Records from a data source

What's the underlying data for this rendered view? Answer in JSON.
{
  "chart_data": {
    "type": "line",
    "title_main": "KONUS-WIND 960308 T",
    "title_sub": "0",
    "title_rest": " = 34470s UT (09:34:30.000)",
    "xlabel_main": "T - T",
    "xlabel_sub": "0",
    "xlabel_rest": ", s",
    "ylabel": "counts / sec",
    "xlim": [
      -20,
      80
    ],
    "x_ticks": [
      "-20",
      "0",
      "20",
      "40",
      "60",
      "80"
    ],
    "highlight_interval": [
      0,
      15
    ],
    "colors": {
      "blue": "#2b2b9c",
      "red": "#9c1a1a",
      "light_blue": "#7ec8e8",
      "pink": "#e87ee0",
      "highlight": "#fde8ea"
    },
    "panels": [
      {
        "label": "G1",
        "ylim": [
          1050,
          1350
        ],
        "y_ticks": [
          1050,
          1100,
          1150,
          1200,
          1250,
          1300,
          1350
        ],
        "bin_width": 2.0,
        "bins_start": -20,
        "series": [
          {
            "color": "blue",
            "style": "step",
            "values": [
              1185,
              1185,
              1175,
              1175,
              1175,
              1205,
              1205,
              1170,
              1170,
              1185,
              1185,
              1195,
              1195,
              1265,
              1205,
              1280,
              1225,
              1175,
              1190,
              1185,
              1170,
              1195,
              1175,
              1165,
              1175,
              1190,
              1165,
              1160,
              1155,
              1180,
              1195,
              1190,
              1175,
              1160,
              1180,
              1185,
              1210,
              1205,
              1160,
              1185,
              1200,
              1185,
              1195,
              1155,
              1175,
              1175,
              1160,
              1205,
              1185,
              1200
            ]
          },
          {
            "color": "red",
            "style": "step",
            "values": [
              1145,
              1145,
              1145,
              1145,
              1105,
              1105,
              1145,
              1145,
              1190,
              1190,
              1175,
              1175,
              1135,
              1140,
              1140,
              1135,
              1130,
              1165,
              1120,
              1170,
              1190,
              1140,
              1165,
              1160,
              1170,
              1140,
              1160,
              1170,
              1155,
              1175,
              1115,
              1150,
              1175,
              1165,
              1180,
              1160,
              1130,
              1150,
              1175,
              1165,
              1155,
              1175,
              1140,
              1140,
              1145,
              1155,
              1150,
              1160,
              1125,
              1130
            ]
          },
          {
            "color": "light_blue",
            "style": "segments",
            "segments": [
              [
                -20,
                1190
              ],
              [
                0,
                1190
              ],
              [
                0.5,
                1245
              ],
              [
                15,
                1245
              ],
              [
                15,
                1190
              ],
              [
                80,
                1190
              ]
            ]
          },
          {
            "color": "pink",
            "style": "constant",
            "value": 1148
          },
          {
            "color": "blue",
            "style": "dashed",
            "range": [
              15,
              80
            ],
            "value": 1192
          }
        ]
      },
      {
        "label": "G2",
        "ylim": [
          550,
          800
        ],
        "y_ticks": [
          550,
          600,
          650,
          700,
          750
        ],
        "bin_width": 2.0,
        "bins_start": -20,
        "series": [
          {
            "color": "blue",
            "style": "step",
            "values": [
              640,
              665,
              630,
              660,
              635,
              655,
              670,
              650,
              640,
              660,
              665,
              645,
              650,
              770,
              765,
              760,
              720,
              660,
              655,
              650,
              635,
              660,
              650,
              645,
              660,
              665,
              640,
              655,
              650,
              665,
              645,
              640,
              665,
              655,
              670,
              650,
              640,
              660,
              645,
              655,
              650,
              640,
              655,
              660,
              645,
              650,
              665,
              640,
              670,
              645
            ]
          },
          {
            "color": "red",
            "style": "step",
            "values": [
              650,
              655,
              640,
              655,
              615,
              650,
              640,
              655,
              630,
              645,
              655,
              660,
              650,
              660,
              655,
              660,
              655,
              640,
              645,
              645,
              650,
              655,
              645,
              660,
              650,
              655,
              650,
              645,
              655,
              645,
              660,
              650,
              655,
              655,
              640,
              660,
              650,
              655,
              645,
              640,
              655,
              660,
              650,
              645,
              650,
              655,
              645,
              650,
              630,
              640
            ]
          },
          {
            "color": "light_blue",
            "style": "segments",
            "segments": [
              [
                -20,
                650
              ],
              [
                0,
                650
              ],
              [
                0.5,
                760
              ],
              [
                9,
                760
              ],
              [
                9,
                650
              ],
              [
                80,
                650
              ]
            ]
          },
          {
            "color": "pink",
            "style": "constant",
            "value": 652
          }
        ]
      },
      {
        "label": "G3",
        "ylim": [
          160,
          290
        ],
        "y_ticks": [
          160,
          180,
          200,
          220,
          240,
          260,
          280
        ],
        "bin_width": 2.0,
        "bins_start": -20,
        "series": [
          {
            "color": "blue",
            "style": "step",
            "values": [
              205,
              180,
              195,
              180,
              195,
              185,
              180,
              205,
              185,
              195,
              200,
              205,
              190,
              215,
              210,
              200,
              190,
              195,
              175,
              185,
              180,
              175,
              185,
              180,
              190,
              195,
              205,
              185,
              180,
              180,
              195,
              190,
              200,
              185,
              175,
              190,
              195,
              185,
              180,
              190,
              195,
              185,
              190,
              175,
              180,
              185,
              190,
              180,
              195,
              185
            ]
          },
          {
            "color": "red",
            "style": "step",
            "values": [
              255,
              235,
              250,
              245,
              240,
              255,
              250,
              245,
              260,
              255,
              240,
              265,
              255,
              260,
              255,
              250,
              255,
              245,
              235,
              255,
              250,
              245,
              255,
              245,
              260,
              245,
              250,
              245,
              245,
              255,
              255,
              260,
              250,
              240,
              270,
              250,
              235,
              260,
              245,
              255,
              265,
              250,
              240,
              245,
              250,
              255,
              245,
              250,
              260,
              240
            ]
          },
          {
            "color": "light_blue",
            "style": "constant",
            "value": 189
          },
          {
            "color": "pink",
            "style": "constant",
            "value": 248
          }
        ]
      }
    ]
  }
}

WRITTEN EXERCISE:
Make an exact copy of the records.

PROBLEM SOLUTION:
What's the underlying data for this rendered view? Answer in JSON.
{
  "chart_data": {
    "type": "line",
    "title_main": "KONUS-WIND 960308 T",
    "title_sub": "0",
    "title_rest": " = 34470s UT (09:34:30.000)",
    "xlabel_main": "T - T",
    "xlabel_sub": "0",
    "xlabel_rest": ", s",
    "ylabel": "counts / sec",
    "xlim": [
      -20,
      80
    ],
    "x_ticks": [
      "-20",
      "0",
      "20",
      "40",
      "60",
      "80"
    ],
    "highlight_interval": [
      0,
      15
    ],
    "colors": {
      "blue": "#2b2b9c",
      "red": "#9c1a1a",
      "light_blue": "#7ec8e8",
      "pink": "#e87ee0",
      "highlight": "#fde8ea"
    },
    "panels": [
      {
        "label": "G1",
        "ylim": [
          1050,
          1350
        ],
        "y_ticks": [
          1050,
          1100,
          1150,
          1200,
          1250,
          1300,
          1350
        ],
        "bin_width": 2.0,
        "bins_start": -20,
        "series": [
          {
            "color": "blue",
            "style": "step",
            "values": [
              1185,
              1185,
              1175,
              1175,
              1175,
              1205,
              1205,
              1170,
              1170,
              1185,
              1185,
              1195,
              1195,
              1265,
              1205,
              1280,
              1225,
              1175,
              1190,
              1185,
              1170,
              1195,
              1175,
              1165,
              1175,
              1190,
              1165,
              1160,
              1155,
              1180,
              1195,
              1190,
              1175,
              1160,
              1180,
              1185,
              1210,
              1205,
              1160,
              1185,
              1200,
              1185,
              1195,
              1155,
              1175,
              1175,
              1160,
              1205,
              1185,
              1200
            ]
          },
          {
            "color": "red",
            "style": "step",
            "values": [
              1145,
              1145,
              1145,
              1145,
              1105,
              1105,
              1145,
              1145,
              1190,
              1190,
              1175,
              1175,
              1135,
              1140,
              1140,
              1135,
              1130,
              1165,
              1120,
              1170,
              1190,
              1140,
              1165,
              1160,
              1170,
              1140,
              1160,
              1170,
              1155,
              1175,
              1115,
              1150,
              1175,
              1165,
              1180,
              1160,
              1130,
              1150,
              1175,
              1165,
              1155,
              1175,
              1140,
              1140,
              1145,
              1155,
              1150,
              1160,
              1125,
              1130
            ]
          },
          {
            "color": "light_blue",
            "style": "segments",
            "segments": [
              [
                -20,
                1190
              ],
              [
                0,
                1190
              ],
              [
                0.5,
                1245
              ],
              [
                15,
                1245
              ],
              [
                15,
                1190
              ],
              [
                80,
                1190
              ]
            ]
          },
          {
            "color": "pink",
            "style": "constant",
            "value": 1148
          },
          {
            "color": "blue",
            "style": "dashed",
            "range": [
              15,
              80
            ],
            "value": 1192
          }
        ]
      },
      {
        "label": "G2",
        "ylim": [
          550,
          800
        ],
        "y_ticks": [
          550,
          600,
          650,
          700,
          750
        ],
        "bin_width": 2.0,
        "bins_start": -20,
        "series": [
          {
            "color": "blue",
            "style": "step",
            "values": [
              640,
              665,
              630,
              660,
              635,
              655,
              670,
              650,
              640,
              660,
              665,
              645,
              650,
              770,
              765,
              760,
              720,
              660,
              655,
              650,
              635,
              660,
              650,
              645,
              660,
              665,
              640,
              655,
              650,
              665,
              645,
              640,
              665,
              655,
              670,
              650,
              640,
              660,
              645,
              655,
              650,
              640,
              655,
              660,
              645,
              650,
              665,
              640,
              670,
              645
            ]
          },
          {
            "color": "red",
            "style": "step",
            "values": [
              650,
              655,
              640,
              655,
              615,
              650,
              640,
              655,
              630,
              645,
              655,
              660,
              650,
              660,
              655,
              660,
              655,
              640,
              645,
              645,
              650,
              655,
              645,
              660,
              650,
              655,
              650,
              645,
              655,
              645,
              660,
              650,
              655,
              655,
              640,
              660,
              650,
              655,
              645,
              640,
              655,
              660,
              650,
              645,
              650,
              655,
              645,
              650,
              630,
              640
            ]
          },
          {
            "color": "light_blue",
            "style": "segments",
            "segments": [
              [
                -20,
                650
              ],
              [
                0,
                650
              ],
              [
                0.5,
                760
              ],
              [
                9,
                760
              ],
              [
                9,
                650
              ],
              [
                80,
                650
              ]
            ]
          },
          {
            "color": "pink",
            "style": "constant",
            "value": 652
          }
        ]
      },
      {
        "label": "G3",
        "ylim": [
          160,
          290
        ],
        "y_ticks": [
          160,
          180,
          200,
          220,
          240,
          260,
          280
        ],
        "bin_width": 2.0,
        "bins_start": -20,
        "series": [
          {
            "color": "blue",
            "style": "step",
            "values": [
              205,
              180,
              195,
              180,
              195,
              185,
              180,
              205,
              185,
              195,
              200,
              205,
              190,
              215,
              210,
              200,
              190,
              195,
              175,
              185,
              180,
              175,
              185,
              180,
              190,
              195,
              205,
              185,
              180,
              180,
              195,
              190,
              200,
              185,
              175,
              190,
              195,
              185,
              180,
              190,
              195,
              185,
              190,
              175,
              180,
              185,
              190,
              180,
              195,
              185
            ]
          },
          {
            "color": "red",
            "style": "step",
            "values": [
              255,
              235,
              250,
              245,
              240,
              255,
              250,
              245,
              260,
              255,
              240,
              265,
              255,
              260,
              255,
              250,
              255,
              245,
              235,
              255,
              250,
              245,
              255,
              245,
              260,
              245,
              250,
              245,
              245,
              255,
              255,
              260,
              250,
              240,
              270,
              250,
              235,
              260,
              245,
              255,
              265,
              250,
              240,
              245,
              250,
              255,
              245,
              250,
              260,
              240
            ]
          },
          {
            "color": "light_blue",
            "style": "constant",
            "value": 189
          },
          {
            "color": "pink",
            "style": "constant",
            "value": 248
          }
        ]
      }
    ]
  }
}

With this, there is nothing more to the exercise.